*Data for this exercise*:
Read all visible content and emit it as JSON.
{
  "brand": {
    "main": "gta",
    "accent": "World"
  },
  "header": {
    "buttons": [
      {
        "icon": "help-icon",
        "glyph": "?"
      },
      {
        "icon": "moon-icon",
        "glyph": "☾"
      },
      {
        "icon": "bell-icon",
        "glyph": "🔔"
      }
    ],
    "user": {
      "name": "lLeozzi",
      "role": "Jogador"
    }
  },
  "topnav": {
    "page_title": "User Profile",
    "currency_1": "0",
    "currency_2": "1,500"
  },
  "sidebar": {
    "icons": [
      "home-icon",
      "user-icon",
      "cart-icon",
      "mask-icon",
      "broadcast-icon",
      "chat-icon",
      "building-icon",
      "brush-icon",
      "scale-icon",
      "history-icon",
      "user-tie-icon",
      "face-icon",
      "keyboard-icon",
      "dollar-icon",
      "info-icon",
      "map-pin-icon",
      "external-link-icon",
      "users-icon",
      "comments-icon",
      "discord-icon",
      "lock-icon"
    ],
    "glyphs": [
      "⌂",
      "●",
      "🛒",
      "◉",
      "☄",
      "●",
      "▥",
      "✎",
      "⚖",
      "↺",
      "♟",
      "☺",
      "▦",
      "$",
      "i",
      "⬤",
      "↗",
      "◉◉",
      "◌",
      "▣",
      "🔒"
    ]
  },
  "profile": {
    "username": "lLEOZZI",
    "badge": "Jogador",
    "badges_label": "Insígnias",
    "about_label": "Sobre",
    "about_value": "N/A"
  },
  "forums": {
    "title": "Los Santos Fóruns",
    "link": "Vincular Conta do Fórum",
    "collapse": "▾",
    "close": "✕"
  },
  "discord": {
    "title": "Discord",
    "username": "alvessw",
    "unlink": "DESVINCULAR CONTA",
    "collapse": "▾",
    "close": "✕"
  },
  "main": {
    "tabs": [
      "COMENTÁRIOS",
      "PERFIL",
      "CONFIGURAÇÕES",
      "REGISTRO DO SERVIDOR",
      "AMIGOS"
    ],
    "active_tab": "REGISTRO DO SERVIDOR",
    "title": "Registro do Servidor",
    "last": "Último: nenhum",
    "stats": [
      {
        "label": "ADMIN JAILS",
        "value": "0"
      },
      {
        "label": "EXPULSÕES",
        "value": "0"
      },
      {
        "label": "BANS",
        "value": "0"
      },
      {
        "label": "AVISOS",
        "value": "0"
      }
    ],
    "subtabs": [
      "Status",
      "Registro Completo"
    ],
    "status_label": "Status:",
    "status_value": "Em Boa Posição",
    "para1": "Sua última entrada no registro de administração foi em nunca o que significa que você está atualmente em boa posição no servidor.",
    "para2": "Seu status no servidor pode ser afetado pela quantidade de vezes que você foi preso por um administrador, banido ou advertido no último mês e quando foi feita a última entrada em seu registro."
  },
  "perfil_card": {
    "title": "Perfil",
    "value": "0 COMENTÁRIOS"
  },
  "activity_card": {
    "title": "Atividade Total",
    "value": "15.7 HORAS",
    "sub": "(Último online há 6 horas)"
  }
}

*Do this*: Retype every record above exactly as it appears.

*Solution*:
Read all visible content and emit it as JSON.
{
  "brand": {
    "main": "gta",
    "accent": "World"
  },
  "header": {
    "buttons": [
      {
        "icon": "help-icon",
        "glyph": "?"
      },
      {
        "icon": "moon-icon",
        "glyph": "☾"
      },
      {
        "icon": "bell-icon",
        "glyph": "🔔"
      }
    ],
    "user": {
      "name": "lLeozzi",
      "role": "Jogador"
    }
  },
  "topnav": {
    "page_title": "User Profile",
    "currency_1": "0",
    "currency_2": "1,500"
  },
  "sidebar": {
    "icons": [
      "home-icon",
      "user-icon",
      "cart-icon",
      "mask-icon",
      "broadcast-icon",
      "chat-icon",
      "building-icon",
      "brush-icon",
      "scale-icon",
      "history-icon",
      "user-tie-icon",
      "face-icon",
      "keyboard-icon",
      "dollar-icon",
      "info-icon",
      "map-pin-icon",
      "external-link-icon",
      "users-icon",
      "comments-icon",
      "discord-icon",
      "lock-icon"
    ],
    "glyphs": [
      "⌂",
      "●",
      "🛒",
      "◉",
      "☄",
      "●",
      "▥",
      "✎",
      "⚖",
      "↺",
      "♟",
      "☺",
      "▦",
      "$",
      "i",
      "⬤",
      "↗",
      "◉◉",
      "◌",
      "▣",
      "🔒"
    ]
  },
  "profile": {
    "username": "lLEOZZI",
    "badge": "Jogador",
    "badges_label": "Insígnias",
    "about_label": "Sobre",
    "about_value": "N/A"
  },
  "forums": {
    "title": "Los Santos Fóruns",
    "link": "Vincular Conta do Fórum",
    "collapse": "▾",
    "close": "✕"
  },
  "discord": {
    "title": "Discord",
    "username": "alvessw",
    "unlink": "DESVINCULAR CONTA",
    "collapse": "▾",
    "close": "✕"
  },
  "main": {
    "tabs": [
      "COMENTÁRIOS",
      "PERFIL",
      "CONFIGURAÇÕES",
      "REGISTRO DO SERVIDOR",
      "AMIGOS"
    ],
    "active_tab": "REGISTRO DO SERVIDOR",
    "title": "Registro do Servidor",
    "last": "Último: nenhum",
    "stats": [
      {
        "label": "ADMIN JAILS",
        "value": "0"
      },
      {
        "label": "EXPULSÕES",
        "value": "0"
      },
      {
        "label": "BANS",
        "value": "0"
      },
      {
        "label": "AVISOS",
        "value": "0"
      }
    ],
    "subtabs": [
      "Status",
      "Registro Completo"
    ],
    "status_label": "Status:",
    "status_value": "Em Boa Posição",
    "para1": "Sua última entrada no registro de administração foi em nunca o que significa que você está atualmente em boa posição no servidor.",
    "para2": "Seu status no servidor pode ser afetado pela quantidade de vezes que você foi preso por um administrador, banido ou advertido no último mês e quando foi feita a última entrada em seu registro."
  },
  "perfil_card": {
    "title": "Perfil",
    "value": "0 COMENTÁRIOS"
  },
  "activity_card": {
    "title": "Atividade Total",
    "value": "15.7 HORAS",
    "sub": "(Último online há 6 horas)"
  }
}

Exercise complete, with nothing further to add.